**What the task asks**
Write the material out again in full, word for word. Do not include the pictures.

**Listed entries**
----------

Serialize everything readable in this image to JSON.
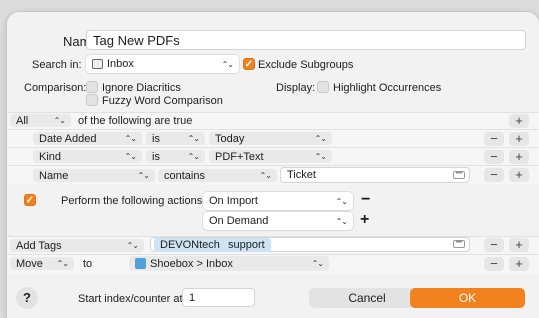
{
  "name": {
    "label": "Name:",
    "value": "Tag New PDFs"
  },
  "search_in": {
    "label": "Search in:",
    "value": "Inbox",
    "icon": "inbox-icon"
  },
  "exclude_subgroups": {
    "label": "Exclude Subgroups",
    "checked": true
  },
  "comparison": {
    "label": "Comparison:",
    "options": [
      {
        "label": "Ignore Diacritics",
        "checked": false
      },
      {
        "label": "Fuzzy Word Comparison",
        "checked": false
      }
    ]
  },
  "display": {
    "label": "Display:",
    "option": {
      "label": "Highlight Occurrences",
      "checked": false
    }
  },
  "match": {
    "mode": "All",
    "text": "of the following are true"
  },
  "conditions": [
    {
      "field": "Date Added",
      "operator": "is",
      "value": "Today"
    },
    {
      "field": "Kind",
      "operator": "is",
      "value": "PDF+Text"
    },
    {
      "field": "Name",
      "operator": "contains",
      "value": "Ticket"
    }
  ],
  "perform": {
    "checked": true,
    "label": "Perform the following actions:",
    "triggers": [
      "On Import",
      "On Demand"
    ]
  },
  "actions": [
    {
      "action": "Add Tags",
      "tags": [
        "DEVONtech",
        "support"
      ]
    },
    {
      "action": "Move",
      "connector": "to",
      "destination": "Shoebox > Inbox",
      "icon": "database-icon"
    }
  ],
  "footer": {
    "help": "?",
    "counter_label": "Start index/counter at:",
    "counter_value": "1",
    "cancel": "Cancel",
    "ok": "OK"
  },
  "buttons": {
    "plus": "+",
    "minus": "−"
  },
  "colors": {
    "accent": "#F2821E",
    "tag_bg": "#CFE4F3"
  }
}
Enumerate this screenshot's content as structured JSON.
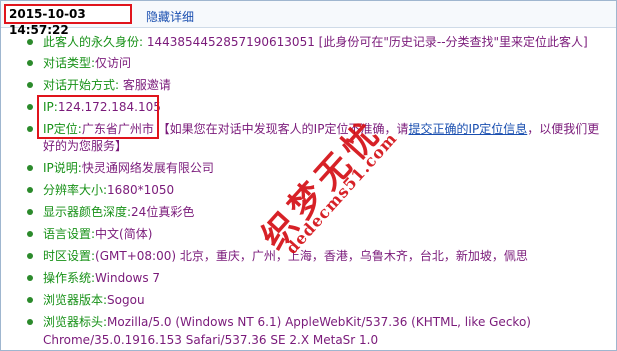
{
  "header": {
    "timestamp": "2015-10-03 14:57:22",
    "hide_link": "隐藏详细"
  },
  "details": {
    "permanent_id": {
      "label": "此客人的永久身份:",
      "value": "1443854452857190613051",
      "note": "[此身份可在\"历史记录--分类查找\"里来定位此客人]"
    },
    "chat_type": {
      "label": "对话类型:",
      "value": "仅访问"
    },
    "chat_start": {
      "label": "对话开始方式:",
      "value": "客服邀请"
    },
    "ip": {
      "label": "IP:",
      "value": "124.172.184.105"
    },
    "ip_location": {
      "label": "IP定位:",
      "value": "广东省广州市",
      "note_before": "【如果您在对话中发现客人的IP定位不准确，请",
      "link": "提交正确的IP定位信息",
      "note_after": "，以便我们更",
      "note_line2": "好的为您服务】"
    },
    "ip_desc": {
      "label": "IP说明:",
      "value": "快灵通网络发展有限公司"
    },
    "resolution": {
      "label": "分辨率大小:",
      "value": "1680*1050"
    },
    "color_depth": {
      "label": "显示器颜色深度:",
      "value": "24位真彩色"
    },
    "language": {
      "label": "语言设置:",
      "value": "中文(简体)"
    },
    "timezone": {
      "label": "时区设置:",
      "value": "(GMT+08:00) 北京，重庆，广州，上海，香港，乌鲁木齐，台北，新加坡，佩思"
    },
    "os": {
      "label": "操作系统:",
      "value": "Windows 7"
    },
    "browser_version": {
      "label": "浏览器版本:",
      "value": "Sogou"
    },
    "user_agent": {
      "label": "浏览器标头:",
      "value_line1": "Mozilla/5.0 (Windows NT 6.1) AppleWebKit/537.36 (KHTML, like Gecko)",
      "value_line2": "Chrome/35.0.1916.153 Safari/537.36 SE 2.X MetaSr 1.0"
    }
  },
  "watermark": {
    "text_cn": "织梦无忧",
    "text_en": "dedecms51.com"
  },
  "colors": {
    "label_green": "#179117",
    "value_purple": "#7a1a7a",
    "link_blue": "#1a4fb0",
    "highlight_red": "#e0141c"
  }
}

----------

**Result of this exercise**
Serialize everything readable in this image to JSON.
{
  "name": {
    "label": "Name:",
    "value": "Tag New PDFs"
  },
  "search_in": {
    "label": "Search in:",
    "value": "Inbox",
    "icon": "inbox-icon"
  },
  "exclude_subgroups": {
    "label": "Exclude Subgroups",
    "checked": true
  },
  "comparison": {
    "label": "Comparison:",
    "options": [
      {
        "label": "Ignore Diacritics",
        "checked": false
      },
      {
        "label": "Fuzzy Word Comparison",
        "checked": false
      }
    ]
  },
  "display": {
    "label": "Display:",
    "option": {
      "label": "Highlight Occurrences",
      "checked": false
    }
  },
  "match": {
    "mode": "All",
    "text": "of the following are true"
  },
  "conditions": [
    {
      "field": "Date Added",
      "operator": "is",
      "value": "Today"
    },
    {
      "field": "Kind",
      "operator": "is",
      "value": "PDF+Text"
    },
    {
      "field": "Name",
      "operator": "contains",
      "value": "Ticket"
    }
  ],
  "perform": {
    "checked": true,
    "label": "Perform the following actions:",
    "triggers": [
      "On Import",
      "On Demand"
    ]
  },
  "actions": [
    {
      "action": "Add Tags",
      "tags": [
        "DEVONtech",
        "support"
      ]
    },
    {
      "action": "Move",
      "connector": "to",
      "destination": "Shoebox > Inbox",
      "icon": "database-icon"
    }
  ],
  "footer": {
    "help": "?",
    "counter_label": "Start index/counter at:",
    "counter_value": "1",
    "cancel": "Cancel",
    "ok": "OK"
  },
  "buttons": {
    "plus": "+",
    "minus": "−"
  },
  "colors": {
    "accent": "#F2821E",
    "tag_bg": "#CFE4F3"
  }
}
Enumerate this screenshot's content as structured JSON.
{
  "header": {
    "timestamp": "2015-10-03 14:57:22",
    "hide_link": "隐藏详细"
  },
  "details": {
    "permanent_id": {
      "label": "此客人的永久身份:",
      "value": "1443854452857190613051",
      "note": "[此身份可在\"历史记录--分类查找\"里来定位此客人]"
    },
    "chat_type": {
      "label": "对话类型:",
      "value": "仅访问"
    },
    "chat_start": {
      "label": "对话开始方式:",
      "value": "客服邀请"
    },
    "ip": {
      "label": "IP:",
      "value": "124.172.184.105"
    },
    "ip_location": {
      "label": "IP定位:",
      "value": "广东省广州市",
      "note_before": "【如果您在对话中发现客人的IP定位不准确，请",
      "link": "提交正确的IP定位信息",
      "note_after": "，以便我们更",
      "note_line2": "好的为您服务】"
    },
    "ip_desc": {
      "label": "IP说明:",
      "value": "快灵通网络发展有限公司"
    },
    "resolution": {
      "label": "分辨率大小:",
      "value": "1680*1050"
    },
    "color_depth": {
      "label": "显示器颜色深度:",
      "value": "24位真彩色"
    },
    "language": {
      "label": "语言设置:",
      "value": "中文(简体)"
    },
    "timezone": {
      "label": "时区设置:",
      "value": "(GMT+08:00) 北京，重庆，广州，上海，香港，乌鲁木齐，台北，新加坡，佩思"
    },
    "os": {
      "label": "操作系统:",
      "value": "Windows 7"
    },
    "browser_version": {
      "label": "浏览器版本:",
      "value": "Sogou"
    },
    "user_agent": {
      "label": "浏览器标头:",
      "value_line1": "Mozilla/5.0 (Windows NT 6.1) AppleWebKit/537.36 (KHTML, like Gecko)",
      "value_line2": "Chrome/35.0.1916.153 Safari/537.36 SE 2.X MetaSr 1.0"
    }
  },
  "watermark": {
    "text_cn": "织梦无忧",
    "text_en": "dedecms51.com"
  },
  "colors": {
    "label_green": "#179117",
    "value_purple": "#7a1a7a",
    "link_blue": "#1a4fb0",
    "highlight_red": "#e0141c"
  }
}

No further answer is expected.